*Stated goal A:* In the listing, update the part that opens with the line containing "talk-to-scientist-title: Talk to" and closes with the line containing "chart-toolbar — [1271, 429, 1393, 443]": reproduce only those lines, with "impact-chart" changed to "effect-chart" and everything else left as it is.

*Supplied passage:*
"""

Slide 12, we’ll give you a little bit of the demographic information on the economy. Total population for Bartholomew County is a little over 75,000. You can look at the median household income in terms of household growth as well. You see how it compares so favorably to both the rest of the state of Indiana, the national average as well as our existing franchise. You can see with an unemployment rate in November of 7%, well exceeds the numbers in Indiana, which is again one of the better states in the Midwest and still well below the national average.


Slide 13, we also enter Seymour, Indiana. Seymour is a very much like Columbus in terms of the demographics, a very good blend of small and mid-size companies. This is 22% of the Indiana Community franchise, again we have a strong number two market share with 25.5%. For those of you who know me well, I have a lot of useless information in my brain… Seymour, Indiana is actually home to John Mellencamp and in 2009 Miss America was Katie Stam from Seymour, Indiana.

"""

*Records shown:*
"""

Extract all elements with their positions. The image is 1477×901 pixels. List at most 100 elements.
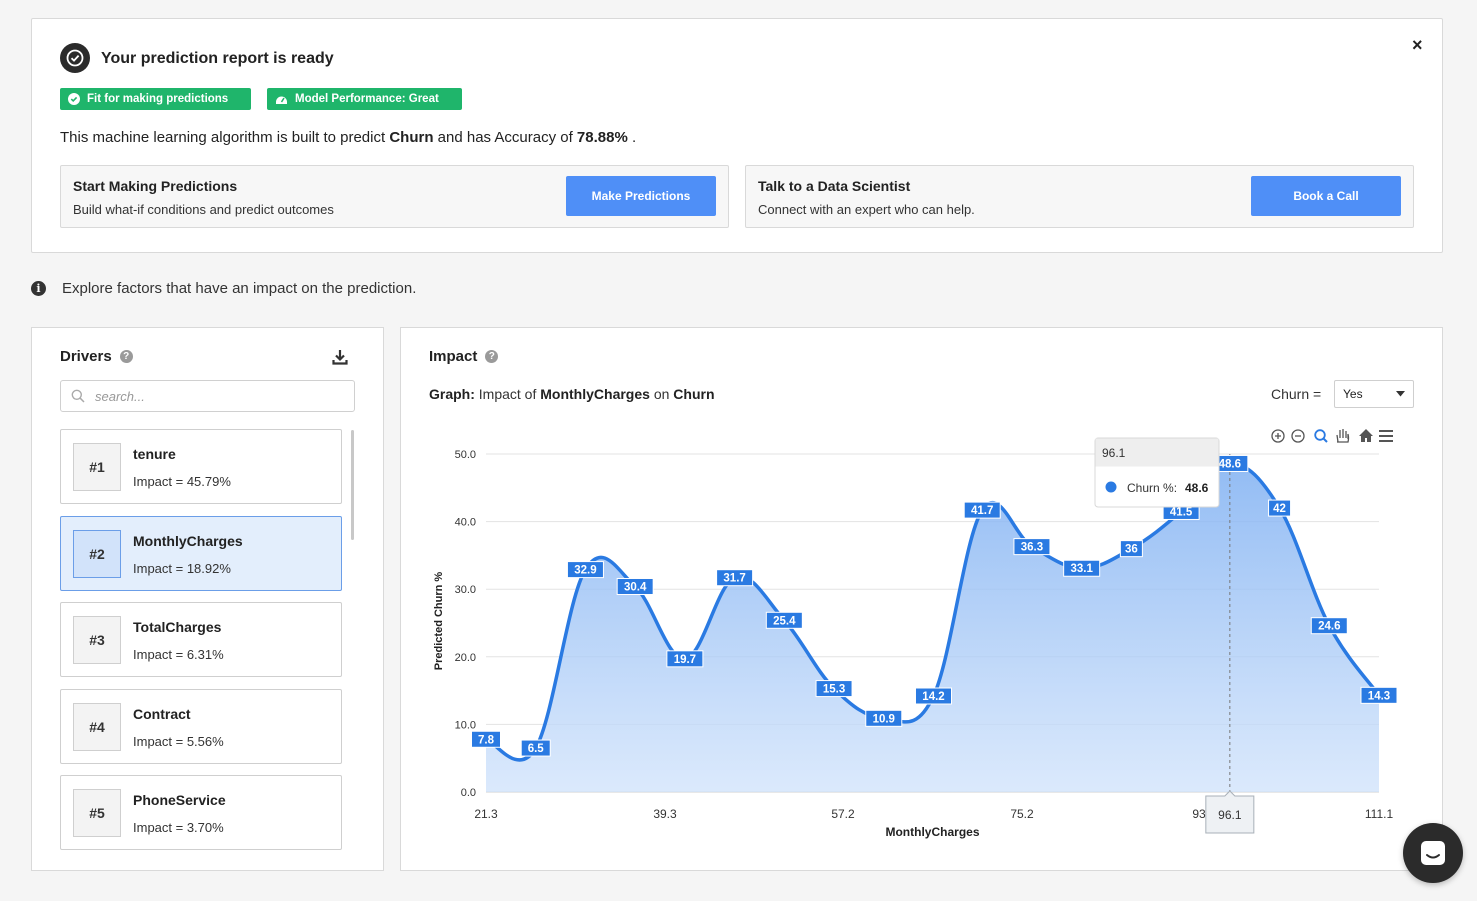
talk-to-scientist-title: Talk to a Data Scientist — [758, 178, 911, 194]
svg-text:24.6: 24.6 — [1318, 621, 1340, 633]
impact-chart: 7.8 6.5 32.9 30.4 19.7 31.7 25.4 15.3 10.9 14.2 41… — [433, 429, 1398, 839]
data-label: 24.6 — [1310, 617, 1348, 635]
driver-item-tenure[interactable]: #1 tenure Impact = 45.79% — [60, 429, 342, 504]
svg-text:48.6: 48.6 — [1219, 458, 1241, 470]
chart-toolbar — [1271, 429, 1393, 443]
svg-text:15.3: 15.3 — [823, 684, 845, 696]
svg-text:96.1: 96.1 — [1218, 808, 1242, 822]
x-tick-label: 93 — [1192, 807, 1206, 821]
performance-badge: Model Performance: Great — [267, 88, 462, 110]
menu-icon[interactable] — [1379, 430, 1393, 442]
performance-badge-label: Model Performance: Great — [295, 93, 439, 105]
data-label: 7.8 — [471, 730, 501, 748]
driver-impact: Impact = 45.79% — [133, 474, 231, 489]
explore-hint: i Explore factors that have an impact on… — [31, 280, 416, 297]
report-title: Your prediction report is ready — [101, 50, 334, 67]
driver-name: MonthlyCharges — [133, 533, 243, 549]
chat-icon — [1421, 841, 1445, 865]
crosshair-x-label: 96.1 — [1205, 790, 1255, 834]
data-label: 14.3 — [1360, 686, 1398, 704]
svg-text:31.7: 31.7 — [723, 573, 745, 585]
data-label: 41.7 — [963, 501, 1001, 519]
driver-impact: Impact = 18.92% — [133, 561, 231, 576]
info-icon: i — [31, 281, 46, 296]
start-predictions-box: Start Making Predictions Build what-if c… — [60, 165, 729, 228]
data-label: 33.1 — [1063, 559, 1101, 577]
series-area — [486, 463, 1379, 792]
svg-text:7.8: 7.8 — [478, 734, 495, 746]
selection-zoom-icon[interactable] — [1314, 429, 1328, 443]
svg-text:25.4: 25.4 — [773, 615, 796, 627]
pan-hand-icon[interactable] — [1336, 429, 1350, 443]
driver-item-monthlycharges[interactable]: #2 MonthlyCharges Impact = 18.92% — [60, 516, 342, 591]
driver-name: tenure — [133, 446, 176, 462]
x-tick-label: 21.3 — [474, 807, 498, 821]
help-icon[interactable]: ? — [119, 350, 133, 363]
search-icon — [71, 389, 85, 403]
tooltip-series-label: Churn %: — [1127, 481, 1177, 495]
drivers-title: Drivers — [60, 348, 112, 365]
x-tick-label: 39.3 — [653, 807, 677, 821]
accuracy-value: 78.88% — [576, 129, 628, 146]
talk-to-scientist-box: Talk to a Data Scientist Connect with an… — [745, 165, 1414, 228]
driver-item-totalcharges[interactable]: #3 TotalCharges Impact = 6.31% — [60, 602, 342, 677]
download-icon[interactable] — [332, 349, 348, 370]
tooltip-value: 48.6 — [1185, 481, 1209, 495]
check-circle-icon — [60, 43, 90, 73]
svg-text:41.7: 41.7 — [971, 505, 993, 517]
driver-search-input[interactable] — [95, 388, 335, 404]
svg-text:14.2: 14.2 — [922, 691, 944, 703]
svg-text:42: 42 — [1273, 503, 1286, 515]
reset-home-icon[interactable] — [1359, 429, 1373, 442]
chat-launcher-button[interactable] — [1403, 823, 1463, 883]
drivers-scrollbar[interactable] — [351, 430, 354, 540]
tooltip-box: 96.1 Churn %: 48.6 — [1094, 437, 1220, 508]
data-label: 31.7 — [716, 569, 754, 587]
y-tick-label: 10.0 — [455, 719, 476, 731]
driver-search — [60, 380, 355, 412]
svg-text:14.3: 14.3 — [1368, 690, 1390, 702]
driver-name: TotalCharges — [133, 619, 222, 635]
data-label: 19.7 — [666, 650, 704, 668]
driver-impact: Impact = 3.70% — [133, 820, 224, 835]
svg-text:10.9: 10.9 — [873, 713, 895, 725]
data-label: 30.4 — [616, 577, 654, 595]
y-tick-label: 50.0 — [455, 449, 476, 461]
chart-area — [486, 463, 1379, 792]
driver-rank: #2 — [73, 530, 121, 578]
driver-name: PhoneService — [133, 792, 226, 808]
driver-name: Contract — [133, 706, 191, 722]
y-tick-label: 30.0 — [455, 584, 476, 596]
data-label: 15.3 — [815, 680, 853, 698]
svg-text:33.1: 33.1 — [1070, 563, 1093, 575]
close-icon[interactable]: × — [1412, 35, 1423, 56]
y-tick-label: 20.0 — [455, 652, 476, 664]
svg-text:41.5: 41.5 — [1170, 506, 1193, 518]
svg-text:30.4: 30.4 — [624, 581, 647, 593]
drivers-panel: Drivers ? #1 tenure Impact = 45.79% #2 M… — [31, 327, 384, 871]
data-label: 36 — [1119, 540, 1143, 558]
model-summary: This machine learning algorithm is built… — [60, 129, 637, 146]
driver-impact: Impact = 5.56% — [133, 734, 224, 749]
data-label: 6.5 — [520, 739, 551, 757]
data-label: 14.2 — [914, 687, 952, 705]
driver-item-phoneservice[interactable]: #5 PhoneService Impact = 3.70% — [60, 775, 342, 850]
gauge-icon — [276, 96, 287, 104]
x-tick-label: 57.2 — [831, 807, 855, 821]
impact-panel: Impact ? Graph: Impact of MonthlyCharges… — [400, 327, 1443, 871]
book-a-call-button[interactable]: Book a Call — [1251, 176, 1401, 216]
data-label: 32.9 — [566, 561, 604, 579]
driver-item-contract[interactable]: #4 Contract Impact = 5.56% — [60, 689, 342, 764]
driver-rank: #1 — [73, 443, 121, 491]
zoom-in-icon[interactable] — [1271, 429, 1285, 443]
svg-text:32.9: 32.9 — [574, 565, 596, 577]
y-tick-label: 0.0 — [461, 787, 476, 799]
data-label: 25.4 — [765, 611, 803, 629]
data-label: 36.3 — [1013, 538, 1051, 556]
drivers-header: Drivers ? — [60, 348, 133, 365]
explore-text: Explore factors that have an impact on t… — [62, 280, 417, 297]
make-predictions-button[interactable]: Make Predictions — [566, 176, 716, 216]
x-tick-label: 111.1 — [1365, 807, 1394, 821]
tooltip-x-value: 96.1 — [1102, 446, 1126, 460]
zoom-out-icon[interactable] — [1291, 429, 1305, 443]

"""

*Stated goal B:* Using the passage on the Bartholomew County and Seymour markets, mark each statement yes or no and quote the deciding words: (i) Bartholomew County's total population is a little over 75,000. (ii) Seymour accounts for 25.5% of the Indiana Community franchise. (iii) The unemployment rate in November was 7%.

*Full response A:*
talk-to-scientist-title: Talk to a Data Scientist — [758, 178, 911, 194]
svg-text:24.6: 24.6 — [1318, 621, 1340, 633]
effect-chart: 7.8 6.5 32.9 30.4 19.7 31.7 25.4 15.3 10.9 14.2 41… — [433, 429, 1398, 839]
data-label: 24.6 — [1310, 617, 1348, 635]
driver-item-tenure[interactable]: #1 tenure Impact = 45.79% — [60, 429, 342, 504]
svg-text:48.6: 48.6 — [1219, 458, 1241, 470]
chart-toolbar — [1271, 429, 1393, 443]

*Full response B:*
(i) Yes: "Total population for Bartholomew County is a little over 75,000."
(ii) No: "This is 22% of the Indiana Community franchise"
(iii) Yes: "with an unemployment rate in November of 7%"